Saved entries
------------------------------

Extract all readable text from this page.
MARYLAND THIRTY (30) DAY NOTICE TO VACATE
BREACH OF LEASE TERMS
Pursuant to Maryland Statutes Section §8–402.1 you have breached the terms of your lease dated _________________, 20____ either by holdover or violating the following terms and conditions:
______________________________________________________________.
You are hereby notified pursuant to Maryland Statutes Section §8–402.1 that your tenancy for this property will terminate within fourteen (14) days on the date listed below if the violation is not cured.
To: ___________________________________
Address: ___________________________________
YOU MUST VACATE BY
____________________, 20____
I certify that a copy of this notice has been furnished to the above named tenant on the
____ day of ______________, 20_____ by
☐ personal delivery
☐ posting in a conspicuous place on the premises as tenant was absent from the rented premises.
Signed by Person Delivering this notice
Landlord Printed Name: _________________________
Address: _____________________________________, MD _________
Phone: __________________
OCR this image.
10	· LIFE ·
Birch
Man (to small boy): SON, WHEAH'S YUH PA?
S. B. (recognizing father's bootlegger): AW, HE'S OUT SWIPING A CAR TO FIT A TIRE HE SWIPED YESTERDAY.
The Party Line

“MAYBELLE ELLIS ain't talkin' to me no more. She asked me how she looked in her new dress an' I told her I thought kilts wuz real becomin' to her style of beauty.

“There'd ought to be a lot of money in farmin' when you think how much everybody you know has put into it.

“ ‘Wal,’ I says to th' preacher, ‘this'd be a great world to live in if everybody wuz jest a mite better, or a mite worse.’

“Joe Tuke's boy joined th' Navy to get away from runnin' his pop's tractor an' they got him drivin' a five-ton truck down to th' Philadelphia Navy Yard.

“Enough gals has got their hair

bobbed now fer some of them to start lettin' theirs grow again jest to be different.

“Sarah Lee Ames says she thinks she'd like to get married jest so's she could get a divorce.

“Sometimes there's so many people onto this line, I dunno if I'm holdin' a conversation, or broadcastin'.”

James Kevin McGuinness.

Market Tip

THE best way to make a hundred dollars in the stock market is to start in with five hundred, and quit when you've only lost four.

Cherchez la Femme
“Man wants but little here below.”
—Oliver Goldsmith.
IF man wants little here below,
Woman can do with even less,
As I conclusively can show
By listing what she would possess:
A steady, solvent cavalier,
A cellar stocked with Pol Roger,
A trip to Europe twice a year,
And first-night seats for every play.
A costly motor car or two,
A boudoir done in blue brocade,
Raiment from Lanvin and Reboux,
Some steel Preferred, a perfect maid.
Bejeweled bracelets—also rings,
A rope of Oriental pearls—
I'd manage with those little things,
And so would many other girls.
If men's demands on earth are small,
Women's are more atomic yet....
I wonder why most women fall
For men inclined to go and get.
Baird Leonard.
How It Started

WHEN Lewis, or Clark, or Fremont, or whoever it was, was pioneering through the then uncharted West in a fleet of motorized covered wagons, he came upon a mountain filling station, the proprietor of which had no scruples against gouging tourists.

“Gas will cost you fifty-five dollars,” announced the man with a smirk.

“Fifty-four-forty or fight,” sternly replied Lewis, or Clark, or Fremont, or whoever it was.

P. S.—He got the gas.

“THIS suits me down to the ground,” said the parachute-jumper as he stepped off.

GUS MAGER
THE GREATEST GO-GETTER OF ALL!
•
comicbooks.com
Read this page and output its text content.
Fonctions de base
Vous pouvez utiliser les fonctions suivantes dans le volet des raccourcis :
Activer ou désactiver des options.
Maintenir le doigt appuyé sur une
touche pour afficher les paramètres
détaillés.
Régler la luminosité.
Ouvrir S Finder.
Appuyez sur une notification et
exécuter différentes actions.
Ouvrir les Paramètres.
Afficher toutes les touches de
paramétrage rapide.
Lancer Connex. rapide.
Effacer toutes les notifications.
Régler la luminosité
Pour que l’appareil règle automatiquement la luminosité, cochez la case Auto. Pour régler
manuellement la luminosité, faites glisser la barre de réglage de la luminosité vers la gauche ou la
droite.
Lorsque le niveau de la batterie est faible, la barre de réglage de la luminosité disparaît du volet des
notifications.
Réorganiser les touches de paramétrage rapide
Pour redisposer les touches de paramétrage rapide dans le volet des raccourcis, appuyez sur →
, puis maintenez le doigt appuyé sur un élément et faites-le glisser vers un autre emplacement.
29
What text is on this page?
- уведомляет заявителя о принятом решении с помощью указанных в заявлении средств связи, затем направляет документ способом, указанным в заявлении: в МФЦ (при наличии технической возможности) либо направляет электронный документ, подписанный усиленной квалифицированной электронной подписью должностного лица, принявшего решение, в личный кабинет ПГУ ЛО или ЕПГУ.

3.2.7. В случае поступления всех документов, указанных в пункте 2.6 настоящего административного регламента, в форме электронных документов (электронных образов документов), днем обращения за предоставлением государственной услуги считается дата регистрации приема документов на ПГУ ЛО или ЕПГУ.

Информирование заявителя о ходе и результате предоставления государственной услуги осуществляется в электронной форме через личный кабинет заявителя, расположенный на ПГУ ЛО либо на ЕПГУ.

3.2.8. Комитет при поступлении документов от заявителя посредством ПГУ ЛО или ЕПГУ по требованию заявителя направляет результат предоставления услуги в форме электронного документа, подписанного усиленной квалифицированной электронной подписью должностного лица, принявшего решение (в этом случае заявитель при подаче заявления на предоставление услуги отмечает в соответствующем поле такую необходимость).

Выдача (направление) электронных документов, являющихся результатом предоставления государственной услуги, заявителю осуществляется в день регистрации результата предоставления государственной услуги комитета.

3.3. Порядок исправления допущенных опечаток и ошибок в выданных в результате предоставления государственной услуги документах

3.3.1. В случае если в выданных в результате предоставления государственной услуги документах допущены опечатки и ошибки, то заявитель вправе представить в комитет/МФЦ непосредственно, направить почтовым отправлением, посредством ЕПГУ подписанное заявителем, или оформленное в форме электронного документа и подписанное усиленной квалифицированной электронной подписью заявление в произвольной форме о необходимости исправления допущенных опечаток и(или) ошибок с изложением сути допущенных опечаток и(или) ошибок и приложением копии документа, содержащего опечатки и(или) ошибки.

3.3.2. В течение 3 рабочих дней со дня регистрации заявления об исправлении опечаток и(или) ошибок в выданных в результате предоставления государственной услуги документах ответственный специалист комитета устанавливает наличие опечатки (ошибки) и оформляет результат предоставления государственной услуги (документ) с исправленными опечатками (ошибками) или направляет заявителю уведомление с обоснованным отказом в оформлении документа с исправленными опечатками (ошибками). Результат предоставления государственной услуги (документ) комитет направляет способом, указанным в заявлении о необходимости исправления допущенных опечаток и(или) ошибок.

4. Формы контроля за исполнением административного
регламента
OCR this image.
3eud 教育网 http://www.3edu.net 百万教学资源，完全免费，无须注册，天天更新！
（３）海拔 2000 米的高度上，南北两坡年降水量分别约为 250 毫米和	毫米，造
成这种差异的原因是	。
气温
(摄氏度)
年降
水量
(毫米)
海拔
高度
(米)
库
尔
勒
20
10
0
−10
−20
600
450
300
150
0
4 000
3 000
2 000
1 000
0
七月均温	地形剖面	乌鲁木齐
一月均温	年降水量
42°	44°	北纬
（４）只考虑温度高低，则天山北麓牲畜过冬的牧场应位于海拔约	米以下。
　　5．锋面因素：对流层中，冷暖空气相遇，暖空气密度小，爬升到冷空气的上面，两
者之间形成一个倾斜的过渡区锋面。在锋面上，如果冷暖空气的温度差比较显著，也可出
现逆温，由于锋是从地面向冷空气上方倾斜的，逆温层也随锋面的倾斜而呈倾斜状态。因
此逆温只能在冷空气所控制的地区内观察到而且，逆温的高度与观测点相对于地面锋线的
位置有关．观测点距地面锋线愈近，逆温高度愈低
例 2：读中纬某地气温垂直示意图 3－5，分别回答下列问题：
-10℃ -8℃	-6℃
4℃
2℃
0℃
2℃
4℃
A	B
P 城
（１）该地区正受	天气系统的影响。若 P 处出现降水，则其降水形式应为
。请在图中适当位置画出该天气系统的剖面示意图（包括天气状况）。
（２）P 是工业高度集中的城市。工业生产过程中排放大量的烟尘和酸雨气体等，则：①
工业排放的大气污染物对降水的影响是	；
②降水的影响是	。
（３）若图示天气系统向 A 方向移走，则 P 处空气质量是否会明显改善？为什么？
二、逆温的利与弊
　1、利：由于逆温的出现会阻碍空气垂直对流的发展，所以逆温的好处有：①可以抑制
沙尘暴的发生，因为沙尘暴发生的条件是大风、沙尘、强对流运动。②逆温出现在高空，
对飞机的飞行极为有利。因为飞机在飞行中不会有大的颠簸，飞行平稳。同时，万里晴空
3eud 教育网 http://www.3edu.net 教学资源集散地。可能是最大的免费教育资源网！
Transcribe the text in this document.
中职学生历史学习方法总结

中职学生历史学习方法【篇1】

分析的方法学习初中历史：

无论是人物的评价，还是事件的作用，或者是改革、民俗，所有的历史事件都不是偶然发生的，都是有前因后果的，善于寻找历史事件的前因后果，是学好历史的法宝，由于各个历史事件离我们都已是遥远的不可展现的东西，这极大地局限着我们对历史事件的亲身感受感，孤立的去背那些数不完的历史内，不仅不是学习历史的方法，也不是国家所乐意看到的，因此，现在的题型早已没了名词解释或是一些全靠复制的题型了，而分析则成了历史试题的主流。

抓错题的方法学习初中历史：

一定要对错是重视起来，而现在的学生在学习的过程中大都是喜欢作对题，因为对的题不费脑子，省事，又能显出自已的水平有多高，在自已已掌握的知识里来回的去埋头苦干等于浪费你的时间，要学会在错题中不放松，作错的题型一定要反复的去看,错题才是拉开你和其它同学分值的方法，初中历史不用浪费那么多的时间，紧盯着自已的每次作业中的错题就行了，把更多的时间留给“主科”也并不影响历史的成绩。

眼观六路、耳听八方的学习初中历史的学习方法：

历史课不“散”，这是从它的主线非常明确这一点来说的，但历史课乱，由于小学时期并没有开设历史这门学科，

------------------------------

# Exercise brief
Look through the records and gather each line with the word "VACATE".

# The solution
MARYLAND THIRTY (30) DAY NOTICE TO VACATE
YOU MUST VACATE BY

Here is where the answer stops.